GIVEN INSTRUCTION: Set every record down verbatim and omit the pictures.

DATA FOR THE TASK:
━━━━━━━━━━━━━━━━━━━━
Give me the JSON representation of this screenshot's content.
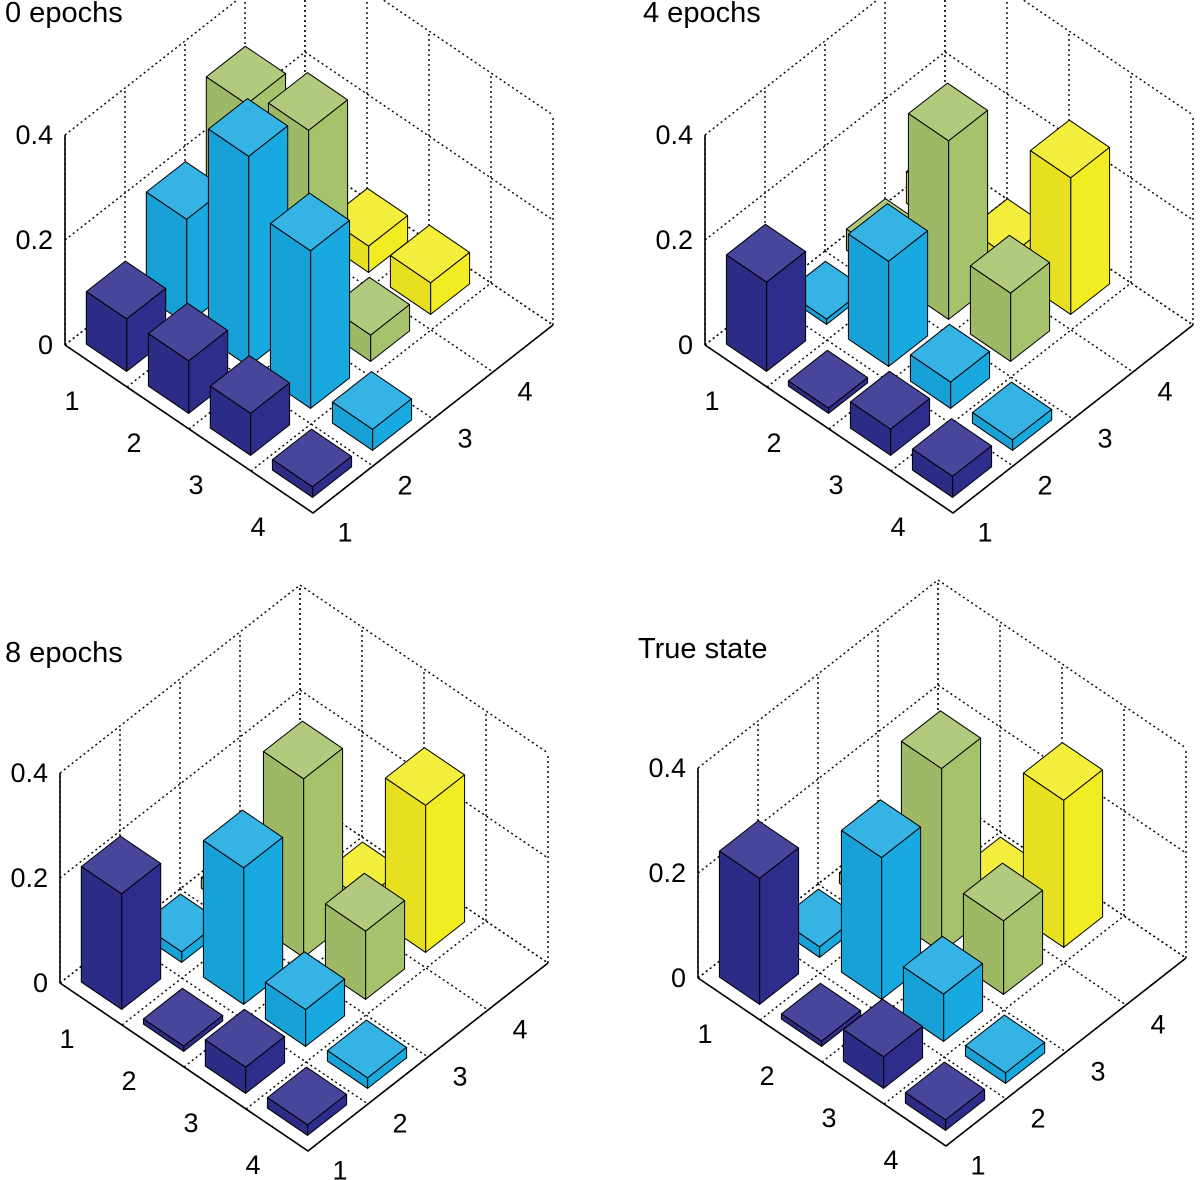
{
  "colors": {
    "col1": "#2e2d8c",
    "col2": "#19a9e1",
    "col3": "#a6c36b",
    "col4": "#f2ec22",
    "background": "#ffffff",
    "grid": "#000000"
  },
  "chart_data": [
    {
      "type": "bar3d",
      "title": "0 epochs",
      "row_categories": [
        "1",
        "2",
        "3",
        "4"
      ],
      "col_categories": [
        "1",
        "2",
        "3",
        "4"
      ],
      "zticks": [
        "0",
        "0.2",
        "0.4"
      ],
      "zlim": [
        0,
        0.4
      ],
      "grid": true,
      "values": [
        [
          0.1,
          0.1,
          0.08,
          0.02
        ],
        [
          0.2,
          0.4,
          0.3,
          0.04
        ],
        [
          0.33,
          0.36,
          0.05,
          0.0
        ],
        [
          0.03,
          0.05,
          0.06,
          0.0
        ]
      ]
    },
    {
      "type": "bar3d",
      "title": "4 epochs",
      "row_categories": [
        "1",
        "2",
        "3",
        "4"
      ],
      "col_categories": [
        "1",
        "2",
        "3",
        "4"
      ],
      "zticks": [
        "0",
        "0.2",
        "0.4"
      ],
      "zlim": [
        0,
        0.4
      ],
      "grid": true,
      "values": [
        [
          0.17,
          0.01,
          0.05,
          0.04
        ],
        [
          0.01,
          0.2,
          0.05,
          0.02
        ],
        [
          0.04,
          0.34,
          0.13,
          0.0
        ],
        [
          0.06,
          0.03,
          0.26,
          0.0
        ]
      ]
    },
    {
      "type": "bar3d",
      "title": "8 epochs",
      "row_categories": [
        "1",
        "2",
        "3",
        "4"
      ],
      "col_categories": [
        "1",
        "2",
        "3",
        "4"
      ],
      "zticks": [
        "0",
        "0.2",
        "0.4"
      ],
      "zlim": [
        0,
        0.4
      ],
      "grid": true,
      "values": [
        [
          0.22,
          0.01,
          0.05,
          0.02
        ],
        [
          0.02,
          0.26,
          0.07,
          0.02
        ],
        [
          0.02,
          0.34,
          0.13,
          0.0
        ],
        [
          0.02,
          0.02,
          0.28,
          0.0
        ]
      ]
    },
    {
      "type": "bar3d",
      "title": "True state",
      "row_categories": [
        "1",
        "2",
        "3",
        "4"
      ],
      "col_categories": [
        "1",
        "2",
        "3",
        "4"
      ],
      "zticks": [
        "0",
        "0.2",
        "0.4"
      ],
      "zlim": [
        0,
        0.4
      ],
      "grid": true,
      "values": [
        [
          0.24,
          0.01,
          0.06,
          0.02
        ],
        [
          0.02,
          0.27,
          0.09,
          0.02
        ],
        [
          0.02,
          0.35,
          0.14,
          0.0
        ],
        [
          0.02,
          0.02,
          0.28,
          0.0
        ]
      ]
    }
  ]
}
━━━━━━━━━━━━━━━━━━━━
RESULT OF THIS EXERCISE:
Give me the JSON representation of this screenshot's content.
{
  "colors": {
    "col1": "#2e2d8c",
    "col2": "#19a9e1",
    "col3": "#a6c36b",
    "col4": "#f2ec22",
    "background": "#ffffff",
    "grid": "#000000"
  },
  "chart_data": [
    {
      "type": "bar3d",
      "title": "0 epochs",
      "row_categories": [
        "1",
        "2",
        "3",
        "4"
      ],
      "col_categories": [
        "1",
        "2",
        "3",
        "4"
      ],
      "zticks": [
        "0",
        "0.2",
        "0.4"
      ],
      "zlim": [
        0,
        0.4
      ],
      "grid": true,
      "values": [
        [
          0.1,
          0.1,
          0.08,
          0.02
        ],
        [
          0.2,
          0.4,
          0.3,
          0.04
        ],
        [
          0.33,
          0.36,
          0.05,
          0.0
        ],
        [
          0.03,
          0.05,
          0.06,
          0.0
        ]
      ]
    },
    {
      "type": "bar3d",
      "title": "4 epochs",
      "row_categories": [
        "1",
        "2",
        "3",
        "4"
      ],
      "col_categories": [
        "1",
        "2",
        "3",
        "4"
      ],
      "zticks": [
        "0",
        "0.2",
        "0.4"
      ],
      "zlim": [
        0,
        0.4
      ],
      "grid": true,
      "values": [
        [
          0.17,
          0.01,
          0.05,
          0.04
        ],
        [
          0.01,
          0.2,
          0.05,
          0.02
        ],
        [
          0.04,
          0.34,
          0.13,
          0.0
        ],
        [
          0.06,
          0.03,
          0.26,
          0.0
        ]
      ]
    },
    {
      "type": "bar3d",
      "title": "8 epochs",
      "row_categories": [
        "1",
        "2",
        "3",
        "4"
      ],
      "col_categories": [
        "1",
        "2",
        "3",
        "4"
      ],
      "zticks": [
        "0",
        "0.2",
        "0.4"
      ],
      "zlim": [
        0,
        0.4
      ],
      "grid": true,
      "values": [
        [
          0.22,
          0.01,
          0.05,
          0.02
        ],
        [
          0.02,
          0.26,
          0.07,
          0.02
        ],
        [
          0.02,
          0.34,
          0.13,
          0.0
        ],
        [
          0.02,
          0.02,
          0.28,
          0.0
        ]
      ]
    },
    {
      "type": "bar3d",
      "title": "True state",
      "row_categories": [
        "1",
        "2",
        "3",
        "4"
      ],
      "col_categories": [
        "1",
        "2",
        "3",
        "4"
      ],
      "zticks": [
        "0",
        "0.2",
        "0.4"
      ],
      "zlim": [
        0,
        0.4
      ],
      "grid": true,
      "values": [
        [
          0.24,
          0.01,
          0.06,
          0.02
        ],
        [
          0.02,
          0.27,
          0.09,
          0.02
        ],
        [
          0.02,
          0.35,
          0.14,
          0.0
        ],
        [
          0.02,
          0.02,
          0.28,
          0.0
        ]
      ]
    }
  ]
}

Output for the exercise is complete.